Retour à l'Ouest
Quinze avions
mitrailleurs, couverts par 45 avions de chasse poursuivaient l’ennemi en
déroute. La poursuite cessa ce jour-là par une attaque de 80 avions contre les
convois des nationalistes ; 12 avions de bombardement faisaient sauter
près de Sigüenza des trains de munitions. Les Italiens avaient reculé de quarante
kilomètres.
La
Revue de l’Armée de
l’Air
(française) a consacré à cet exploit de l’aviation soviétique,
une étude fort élogieuse. – On se demande comment expliquer, après une semblable
victoire, les défaites de Bilbao, de Santander et des Asturies ? Et
comment il se fait que cette magnifique aviation, mise au servie de la
République Espagnole par une puissance qui a su tirer sur place, du concours qu’elle
prête, un si grand parti politique, n’ait pas su secourir les mineurs des
Asturies, ces héros d’entre les plus admirables de la classe ouvrière d’aujourd’hui ?
Un puissant faux prophète
20-21 novembre 1937
J’avais été frappé, en parcourant le livre d’Adolf Hitler,
Principes d’action
, de n’y trouver à
vrai dire ni principes ni action [167] .
Du pathétique souvent, des diatribes antimarxistes fondées sur une ignorance
complète du marxisme, des sentiments véhéments et violents, le tout traversé
par une trépidation hystérique. Le démagogue, l’homme des foules, l’homme du
pouvoir, l’homme de sang du 30 juin 1934 [168] (mais sur cette action-là pas un mot dans le livre de propagande) sont dominés
par l’homme de foi qui, seul, fait leur force. Hitler est sincère. Hitler croit
l’essentiel de ce qu’il dit ou de ce qu’il ne dit pas ; et dès lors se
permet de mentir beaucoup. Comme la plupart des chefs de la réaction, il trouve
à ses propres yeux, dans sa sincérité, une justification de sa fourberie, souvent
plus grande et socialement beaucoup plus importante.

### SÉRIE D'EXERCICES
[1] D'après le texte de la page, de combien de kilomètres les Italiens avaient-ils reculé ?
[2] Résumez le texte de la page en deux phrases.
Les lignes qui suivent constituent un matériau distinct du texte de la page.

### DONNÉES ENREGISTRÉES

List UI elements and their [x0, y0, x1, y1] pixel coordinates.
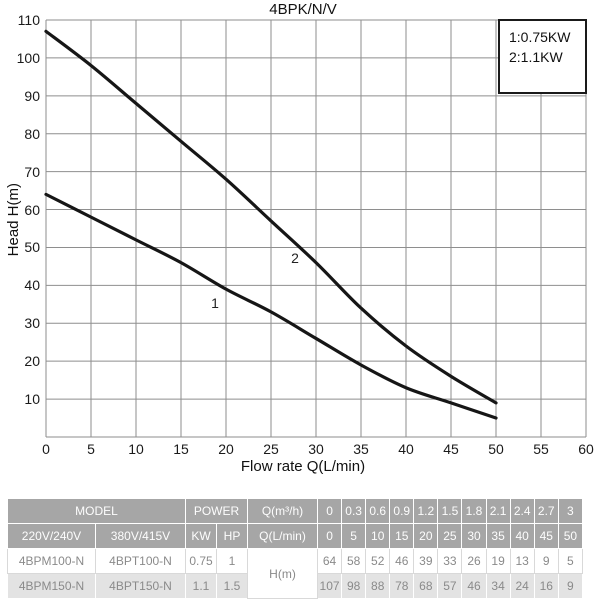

### RÉSULTATS DANS L'ORDRE
[1] De quarante kilomètres.

[2] Après le récit d'une poursuite aérienne qui fit reculer les Italiens de quarante kilomètres, le texte se demande comment expliquer ensuite les défaites de Bilbao, de Santander et des Asturies, et pourquoi cette aviation n'a pas secouru les mineurs des Asturies. L'auteur juge ensuite que le livre d'Adolf Hitler, Principes d'action, ne contient ni principes ni action, et décrit Hitler comme un homme sincère qui, de ce fait, se permet de mentir beaucoup.